### GIVEN REQUEST:
Pull every line of the entries that has the word "text".

[Rows from a figure dataset]
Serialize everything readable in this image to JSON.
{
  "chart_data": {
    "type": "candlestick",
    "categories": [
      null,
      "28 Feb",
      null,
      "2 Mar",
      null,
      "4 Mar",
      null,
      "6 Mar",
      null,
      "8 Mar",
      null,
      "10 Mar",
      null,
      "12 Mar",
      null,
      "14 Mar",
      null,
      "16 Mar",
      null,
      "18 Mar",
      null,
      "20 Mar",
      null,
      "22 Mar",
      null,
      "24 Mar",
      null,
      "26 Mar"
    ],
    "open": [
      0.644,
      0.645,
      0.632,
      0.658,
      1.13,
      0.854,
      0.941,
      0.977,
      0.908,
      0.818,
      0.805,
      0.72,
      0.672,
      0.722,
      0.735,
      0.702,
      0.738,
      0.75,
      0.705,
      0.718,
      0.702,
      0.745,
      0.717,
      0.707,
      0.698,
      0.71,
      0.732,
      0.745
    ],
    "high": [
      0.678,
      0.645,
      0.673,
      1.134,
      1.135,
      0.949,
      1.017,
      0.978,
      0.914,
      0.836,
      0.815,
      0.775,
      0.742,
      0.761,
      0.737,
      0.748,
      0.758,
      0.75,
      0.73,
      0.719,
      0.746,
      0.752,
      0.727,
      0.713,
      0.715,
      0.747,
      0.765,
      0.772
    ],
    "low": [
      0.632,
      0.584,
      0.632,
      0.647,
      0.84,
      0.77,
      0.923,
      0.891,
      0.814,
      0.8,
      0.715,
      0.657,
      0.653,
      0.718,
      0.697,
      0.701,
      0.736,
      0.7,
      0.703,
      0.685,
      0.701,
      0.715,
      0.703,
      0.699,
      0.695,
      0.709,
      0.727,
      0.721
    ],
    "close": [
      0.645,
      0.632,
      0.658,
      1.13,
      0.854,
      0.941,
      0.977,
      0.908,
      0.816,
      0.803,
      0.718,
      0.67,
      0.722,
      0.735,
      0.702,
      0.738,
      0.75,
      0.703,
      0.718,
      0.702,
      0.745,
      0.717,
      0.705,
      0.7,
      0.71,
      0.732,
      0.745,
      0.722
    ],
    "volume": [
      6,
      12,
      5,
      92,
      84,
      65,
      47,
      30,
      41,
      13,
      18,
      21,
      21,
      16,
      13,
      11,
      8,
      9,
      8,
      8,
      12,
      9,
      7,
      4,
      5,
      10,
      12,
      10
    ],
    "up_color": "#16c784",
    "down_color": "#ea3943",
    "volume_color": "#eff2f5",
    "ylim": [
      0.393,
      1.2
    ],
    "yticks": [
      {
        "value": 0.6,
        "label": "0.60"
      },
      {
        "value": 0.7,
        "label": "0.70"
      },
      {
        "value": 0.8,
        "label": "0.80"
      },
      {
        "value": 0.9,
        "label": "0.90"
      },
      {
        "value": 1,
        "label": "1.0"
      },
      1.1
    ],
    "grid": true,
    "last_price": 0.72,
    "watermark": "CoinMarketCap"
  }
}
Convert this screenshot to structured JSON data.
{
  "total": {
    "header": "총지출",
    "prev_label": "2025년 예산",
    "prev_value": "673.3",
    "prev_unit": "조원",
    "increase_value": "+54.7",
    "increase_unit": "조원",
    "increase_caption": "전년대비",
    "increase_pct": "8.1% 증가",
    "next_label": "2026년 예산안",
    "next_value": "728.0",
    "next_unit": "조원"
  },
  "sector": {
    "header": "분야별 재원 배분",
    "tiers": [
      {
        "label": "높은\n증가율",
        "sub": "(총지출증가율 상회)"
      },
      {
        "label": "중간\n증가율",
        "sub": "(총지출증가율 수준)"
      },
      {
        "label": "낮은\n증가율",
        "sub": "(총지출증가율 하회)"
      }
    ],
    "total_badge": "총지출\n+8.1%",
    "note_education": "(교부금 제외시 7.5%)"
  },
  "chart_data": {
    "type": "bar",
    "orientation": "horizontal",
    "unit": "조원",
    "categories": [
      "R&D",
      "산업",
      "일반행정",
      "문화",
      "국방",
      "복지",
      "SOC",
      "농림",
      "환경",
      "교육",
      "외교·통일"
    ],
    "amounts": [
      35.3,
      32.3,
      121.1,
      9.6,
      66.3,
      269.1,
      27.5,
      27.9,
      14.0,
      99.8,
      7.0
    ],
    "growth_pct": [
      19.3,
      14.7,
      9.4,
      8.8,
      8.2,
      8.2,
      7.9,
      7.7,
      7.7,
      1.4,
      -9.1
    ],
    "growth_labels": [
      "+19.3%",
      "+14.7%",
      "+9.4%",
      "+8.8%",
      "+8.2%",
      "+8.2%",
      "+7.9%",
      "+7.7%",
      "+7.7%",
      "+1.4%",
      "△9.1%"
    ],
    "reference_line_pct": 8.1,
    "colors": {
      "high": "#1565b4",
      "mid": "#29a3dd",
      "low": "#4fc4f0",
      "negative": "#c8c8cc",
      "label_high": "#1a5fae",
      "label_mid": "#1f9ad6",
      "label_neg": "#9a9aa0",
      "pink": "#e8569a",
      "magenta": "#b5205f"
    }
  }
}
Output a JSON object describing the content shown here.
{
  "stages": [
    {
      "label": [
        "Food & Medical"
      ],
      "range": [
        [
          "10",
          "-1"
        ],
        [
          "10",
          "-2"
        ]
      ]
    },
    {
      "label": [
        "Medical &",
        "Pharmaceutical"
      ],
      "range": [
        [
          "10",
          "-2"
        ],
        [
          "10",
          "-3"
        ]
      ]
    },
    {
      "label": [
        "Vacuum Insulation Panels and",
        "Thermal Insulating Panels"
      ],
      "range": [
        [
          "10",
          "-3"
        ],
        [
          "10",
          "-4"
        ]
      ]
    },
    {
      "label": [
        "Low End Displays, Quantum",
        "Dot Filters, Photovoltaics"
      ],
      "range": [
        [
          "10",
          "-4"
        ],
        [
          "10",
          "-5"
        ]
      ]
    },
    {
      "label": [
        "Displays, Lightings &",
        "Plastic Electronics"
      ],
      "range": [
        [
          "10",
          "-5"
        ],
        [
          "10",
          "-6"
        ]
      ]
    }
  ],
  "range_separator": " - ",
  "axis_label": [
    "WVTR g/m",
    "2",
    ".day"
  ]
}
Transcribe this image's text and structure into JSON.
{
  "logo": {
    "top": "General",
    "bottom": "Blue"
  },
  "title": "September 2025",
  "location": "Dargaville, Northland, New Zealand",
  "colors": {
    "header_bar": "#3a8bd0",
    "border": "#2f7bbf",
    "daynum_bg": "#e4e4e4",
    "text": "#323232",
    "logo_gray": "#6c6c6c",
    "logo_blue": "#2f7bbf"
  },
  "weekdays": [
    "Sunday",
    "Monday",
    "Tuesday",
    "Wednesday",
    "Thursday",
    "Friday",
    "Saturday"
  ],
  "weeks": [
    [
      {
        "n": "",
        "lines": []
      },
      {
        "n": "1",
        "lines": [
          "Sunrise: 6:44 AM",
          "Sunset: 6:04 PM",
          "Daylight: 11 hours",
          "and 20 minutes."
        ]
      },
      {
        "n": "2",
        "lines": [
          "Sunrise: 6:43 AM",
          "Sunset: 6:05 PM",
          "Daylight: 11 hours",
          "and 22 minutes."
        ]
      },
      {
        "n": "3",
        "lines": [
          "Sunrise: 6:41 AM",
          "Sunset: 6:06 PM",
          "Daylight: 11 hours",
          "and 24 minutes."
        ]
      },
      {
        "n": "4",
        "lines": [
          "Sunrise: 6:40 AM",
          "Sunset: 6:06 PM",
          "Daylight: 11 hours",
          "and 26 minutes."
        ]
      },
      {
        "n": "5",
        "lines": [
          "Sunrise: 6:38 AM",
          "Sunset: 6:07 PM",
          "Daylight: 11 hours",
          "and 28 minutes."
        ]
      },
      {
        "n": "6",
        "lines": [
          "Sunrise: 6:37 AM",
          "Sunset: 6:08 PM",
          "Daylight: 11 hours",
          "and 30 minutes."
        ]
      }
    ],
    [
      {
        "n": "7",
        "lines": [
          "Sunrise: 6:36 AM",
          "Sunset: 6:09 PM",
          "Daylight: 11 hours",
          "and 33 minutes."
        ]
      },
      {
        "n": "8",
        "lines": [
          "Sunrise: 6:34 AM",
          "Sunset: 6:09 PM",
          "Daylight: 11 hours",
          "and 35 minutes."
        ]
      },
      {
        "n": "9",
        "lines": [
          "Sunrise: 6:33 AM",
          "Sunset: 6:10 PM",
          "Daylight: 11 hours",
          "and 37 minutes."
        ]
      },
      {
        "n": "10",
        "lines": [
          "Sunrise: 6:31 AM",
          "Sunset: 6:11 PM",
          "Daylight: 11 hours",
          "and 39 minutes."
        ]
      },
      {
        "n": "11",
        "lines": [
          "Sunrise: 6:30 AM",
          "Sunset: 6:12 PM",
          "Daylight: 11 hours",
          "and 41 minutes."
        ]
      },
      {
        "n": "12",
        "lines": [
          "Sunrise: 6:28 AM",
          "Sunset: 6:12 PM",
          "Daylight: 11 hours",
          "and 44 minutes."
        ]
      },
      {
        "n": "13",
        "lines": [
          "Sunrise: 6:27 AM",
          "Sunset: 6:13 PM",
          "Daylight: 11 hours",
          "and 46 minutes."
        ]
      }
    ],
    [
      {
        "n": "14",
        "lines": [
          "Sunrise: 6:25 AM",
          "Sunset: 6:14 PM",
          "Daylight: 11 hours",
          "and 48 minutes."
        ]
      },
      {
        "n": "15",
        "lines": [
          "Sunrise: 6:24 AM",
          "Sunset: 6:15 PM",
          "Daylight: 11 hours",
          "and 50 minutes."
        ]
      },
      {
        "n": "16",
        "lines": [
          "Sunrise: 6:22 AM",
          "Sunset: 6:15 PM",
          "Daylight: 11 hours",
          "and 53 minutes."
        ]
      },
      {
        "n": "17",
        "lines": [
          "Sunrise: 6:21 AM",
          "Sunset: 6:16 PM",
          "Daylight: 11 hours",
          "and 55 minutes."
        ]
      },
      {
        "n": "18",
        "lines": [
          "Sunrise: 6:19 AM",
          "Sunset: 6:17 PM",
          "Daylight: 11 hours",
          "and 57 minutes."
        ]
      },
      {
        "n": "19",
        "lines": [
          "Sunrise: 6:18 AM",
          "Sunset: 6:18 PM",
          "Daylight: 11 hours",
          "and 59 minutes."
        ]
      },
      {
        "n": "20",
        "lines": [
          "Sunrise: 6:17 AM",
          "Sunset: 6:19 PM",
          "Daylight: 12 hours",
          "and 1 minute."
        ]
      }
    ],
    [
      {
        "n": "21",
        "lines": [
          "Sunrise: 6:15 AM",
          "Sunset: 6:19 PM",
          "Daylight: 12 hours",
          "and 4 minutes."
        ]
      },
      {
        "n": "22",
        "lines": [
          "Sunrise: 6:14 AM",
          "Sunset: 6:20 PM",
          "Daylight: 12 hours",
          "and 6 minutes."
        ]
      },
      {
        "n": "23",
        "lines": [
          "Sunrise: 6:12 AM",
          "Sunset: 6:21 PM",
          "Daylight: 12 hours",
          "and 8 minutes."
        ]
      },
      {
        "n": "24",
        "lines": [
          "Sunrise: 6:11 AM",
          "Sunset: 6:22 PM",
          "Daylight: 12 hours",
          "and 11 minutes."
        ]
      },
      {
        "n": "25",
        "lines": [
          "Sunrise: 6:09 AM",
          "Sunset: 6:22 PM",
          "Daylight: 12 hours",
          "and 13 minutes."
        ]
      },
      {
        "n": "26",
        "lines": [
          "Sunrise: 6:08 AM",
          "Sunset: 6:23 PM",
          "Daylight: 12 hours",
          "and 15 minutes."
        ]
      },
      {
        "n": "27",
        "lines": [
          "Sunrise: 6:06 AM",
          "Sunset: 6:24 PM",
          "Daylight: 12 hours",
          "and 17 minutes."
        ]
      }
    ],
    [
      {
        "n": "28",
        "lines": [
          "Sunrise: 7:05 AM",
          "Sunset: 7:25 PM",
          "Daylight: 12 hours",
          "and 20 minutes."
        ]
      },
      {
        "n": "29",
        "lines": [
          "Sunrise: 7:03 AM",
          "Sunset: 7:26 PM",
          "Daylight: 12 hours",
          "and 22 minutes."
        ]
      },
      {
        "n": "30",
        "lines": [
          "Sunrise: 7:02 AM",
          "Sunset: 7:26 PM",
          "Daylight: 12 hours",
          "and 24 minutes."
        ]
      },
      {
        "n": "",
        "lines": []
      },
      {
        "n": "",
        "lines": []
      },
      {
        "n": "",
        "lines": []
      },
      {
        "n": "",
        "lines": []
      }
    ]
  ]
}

### THE ANSWER:
Transcribe this image's text and structure into JSON.
    "text": "#323232",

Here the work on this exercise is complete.